__Given instruction__: Reproduce exactly, with no other output, every line of the data below from the line containing "Transcribe this image's" to the end, inclusive.

__Input__:
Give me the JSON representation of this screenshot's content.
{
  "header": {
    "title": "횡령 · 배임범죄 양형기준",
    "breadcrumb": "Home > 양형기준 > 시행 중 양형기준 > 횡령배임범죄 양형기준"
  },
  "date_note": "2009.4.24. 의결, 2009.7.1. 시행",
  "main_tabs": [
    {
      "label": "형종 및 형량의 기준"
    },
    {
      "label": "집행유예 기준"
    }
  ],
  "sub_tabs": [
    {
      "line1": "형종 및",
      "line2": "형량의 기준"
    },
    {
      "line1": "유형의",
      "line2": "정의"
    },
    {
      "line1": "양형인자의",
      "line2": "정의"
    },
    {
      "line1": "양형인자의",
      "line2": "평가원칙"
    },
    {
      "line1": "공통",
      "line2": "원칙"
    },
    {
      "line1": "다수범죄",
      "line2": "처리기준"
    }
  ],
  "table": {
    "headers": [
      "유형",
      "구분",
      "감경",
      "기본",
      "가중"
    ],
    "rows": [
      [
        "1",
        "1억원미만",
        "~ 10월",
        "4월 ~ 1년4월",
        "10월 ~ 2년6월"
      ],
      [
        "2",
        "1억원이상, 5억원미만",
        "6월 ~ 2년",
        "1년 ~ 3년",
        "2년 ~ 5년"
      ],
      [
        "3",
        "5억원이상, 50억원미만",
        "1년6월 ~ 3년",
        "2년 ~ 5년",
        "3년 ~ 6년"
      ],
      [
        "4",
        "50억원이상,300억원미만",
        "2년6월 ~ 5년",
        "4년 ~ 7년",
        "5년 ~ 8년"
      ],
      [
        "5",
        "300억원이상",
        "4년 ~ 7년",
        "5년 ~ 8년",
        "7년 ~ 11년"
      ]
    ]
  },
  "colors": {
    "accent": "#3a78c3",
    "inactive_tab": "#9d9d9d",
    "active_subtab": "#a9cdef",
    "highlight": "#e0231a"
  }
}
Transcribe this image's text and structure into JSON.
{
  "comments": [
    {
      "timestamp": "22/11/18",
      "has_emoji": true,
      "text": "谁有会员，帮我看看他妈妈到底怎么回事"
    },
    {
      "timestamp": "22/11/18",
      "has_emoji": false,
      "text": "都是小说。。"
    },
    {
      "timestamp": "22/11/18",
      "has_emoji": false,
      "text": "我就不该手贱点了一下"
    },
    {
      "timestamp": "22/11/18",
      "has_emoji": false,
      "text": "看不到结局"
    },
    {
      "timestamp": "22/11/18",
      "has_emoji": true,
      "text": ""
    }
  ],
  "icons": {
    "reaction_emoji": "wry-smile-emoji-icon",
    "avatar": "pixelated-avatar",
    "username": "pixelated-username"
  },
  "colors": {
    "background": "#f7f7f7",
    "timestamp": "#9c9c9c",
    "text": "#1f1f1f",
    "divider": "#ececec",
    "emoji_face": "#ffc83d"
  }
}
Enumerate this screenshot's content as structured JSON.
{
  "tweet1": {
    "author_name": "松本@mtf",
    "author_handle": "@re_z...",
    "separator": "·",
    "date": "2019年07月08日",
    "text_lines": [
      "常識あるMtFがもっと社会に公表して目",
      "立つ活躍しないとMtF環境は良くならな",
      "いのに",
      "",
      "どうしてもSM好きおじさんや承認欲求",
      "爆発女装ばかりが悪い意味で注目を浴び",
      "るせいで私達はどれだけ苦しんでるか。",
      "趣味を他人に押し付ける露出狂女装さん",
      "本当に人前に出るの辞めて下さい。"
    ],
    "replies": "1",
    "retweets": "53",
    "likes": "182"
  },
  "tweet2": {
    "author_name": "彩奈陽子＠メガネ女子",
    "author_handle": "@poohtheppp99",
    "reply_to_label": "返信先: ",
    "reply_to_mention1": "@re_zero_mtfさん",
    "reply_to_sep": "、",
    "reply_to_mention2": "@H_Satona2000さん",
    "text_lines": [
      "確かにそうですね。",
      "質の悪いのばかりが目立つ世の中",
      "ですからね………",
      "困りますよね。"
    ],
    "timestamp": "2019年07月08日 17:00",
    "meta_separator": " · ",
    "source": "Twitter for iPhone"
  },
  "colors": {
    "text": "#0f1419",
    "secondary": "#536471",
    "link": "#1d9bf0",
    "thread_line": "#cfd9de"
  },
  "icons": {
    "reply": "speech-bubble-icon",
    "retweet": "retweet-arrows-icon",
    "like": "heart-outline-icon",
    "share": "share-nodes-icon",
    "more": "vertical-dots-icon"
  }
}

__Answer for this exercise__:
Transcribe this image's text and structure into JSON.
{
  "comments": [
    {
      "timestamp": "22/11/18",
      "has_emoji": true,
      "text": "谁有会员，帮我看看他妈妈到底怎么回事"
    },
    {
      "timestamp": "22/11/18",
      "has_emoji": false,
      "text": "都是小说。。"
    },
    {
      "timestamp": "22/11/18",
      "has_emoji": false,
      "text": "我就不该手贱点了一下"
    },
    {
      "timestamp": "22/11/18",
      "has_emoji": false,
      "text": "看不到结局"
    },
    {
      "timestamp": "22/11/18",
      "has_emoji": true,
      "text": ""
    }
  ],
  "icons": {
    "reaction_emoji": "wry-smile-emoji-icon",
    "avatar": "pixelated-avatar",
    "username": "pixelated-username"
  },
  "colors": {
    "background": "#f7f7f7",
    "timestamp": "#9c9c9c",
    "text": "#1f1f1f",
    "divider": "#ececec",
    "emoji_face": "#ffc83d"
  }
}
Enumerate this screenshot's content as structured JSON.
{
  "tweet1": {
    "author_name": "松本@mtf",
    "author_handle": "@re_z...",
    "separator": "·",
    "date": "2019年07月08日",
    "text_lines": [
      "常識あるMtFがもっと社会に公表して目",
      "立つ活躍しないとMtF環境は良くならな",
      "いのに",
      "",
      "どうしてもSM好きおじさんや承認欲求",
      "爆発女装ばかりが悪い意味で注目を浴び",
      "るせいで私達はどれだけ苦しんでるか。",
      "趣味を他人に押し付ける露出狂女装さん",
      "本当に人前に出るの辞めて下さい。"
    ],
    "replies": "1",
    "retweets": "53",
    "likes": "182"
  },
  "tweet2": {
    "author_name": "彩奈陽子＠メガネ女子",
    "author_handle": "@poohtheppp99",
    "reply_to_label": "返信先: ",
    "reply_to_mention1": "@re_zero_mtfさん",
    "reply_to_sep": "、",
    "reply_to_mention2": "@H_Satona2000さん",
    "text_lines": [
      "確かにそうですね。",
      "質の悪いのばかりが目立つ世の中",
      "ですからね………",
      "困りますよね。"
    ],
    "timestamp": "2019年07月08日 17:00",
    "meta_separator": " · ",
    "source": "Twitter for iPhone"
  },
  "colors": {
    "text": "#0f1419",
    "secondary": "#536471",
    "link": "#1d9bf0",
    "thread_line": "#cfd9de"
  },
  "icons": {
    "reply": "speech-bubble-icon",
    "retweet": "retweet-arrows-icon",
    "like": "heart-outline-icon",
    "share": "share-nodes-icon",
    "more": "vertical-dots-icon"
  }
}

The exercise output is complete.